WRITTEN INSTRUCTION: Pick out every line of the entries below where "following" occurs, and copy those lines.

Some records
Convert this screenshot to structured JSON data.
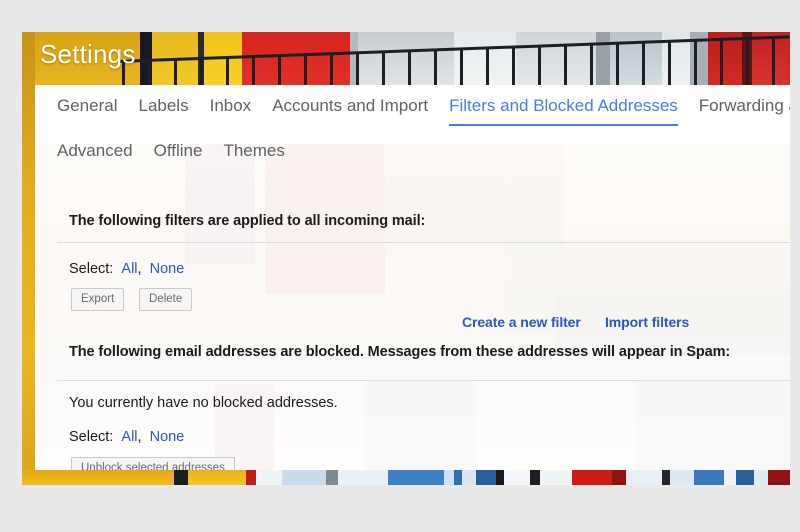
{
  "window": {
    "banner_title": "Settings",
    "accent_gold": "#e0ae1e",
    "link_blue": "#2b56c4",
    "tab_active_blue": "#4b7be5"
  },
  "tabs": {
    "row1": [
      {
        "label": "General",
        "active": false
      },
      {
        "label": "Labels",
        "active": false
      },
      {
        "label": "Inbox",
        "active": false
      },
      {
        "label": "Accounts and Import",
        "active": false
      },
      {
        "label": "Filters and Blocked Addresses",
        "active": true
      },
      {
        "label": "Forwarding and",
        "active": false
      }
    ],
    "row2": [
      {
        "label": "Advanced",
        "active": false
      },
      {
        "label": "Offline",
        "active": false
      },
      {
        "label": "Themes",
        "active": false
      }
    ]
  },
  "filters_section": {
    "heading": "The following filters are applied to all incoming mail:",
    "select_label": "Select:",
    "select_all": "All",
    "select_separator": ",",
    "select_none": "None",
    "export_button": "Export",
    "delete_button": "Delete",
    "create_filter_link": "Create a new filter",
    "import_filters_link": "Import filters"
  },
  "blocked_section": {
    "heading": "The following email addresses are blocked. Messages from these addresses will appear in Spam:",
    "empty_message": "You currently have no blocked addresses.",
    "select_label": "Select:",
    "select_all": "All",
    "select_separator": ",",
    "select_none": "None",
    "unblock_button": "Unblock selected addresses"
  }
}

THE SOLUTION:
    "heading": "The following filters are applied to all incoming mail:",
    "heading": "The following email addresses are blocked. Messages from these addresses will appear in Spam:",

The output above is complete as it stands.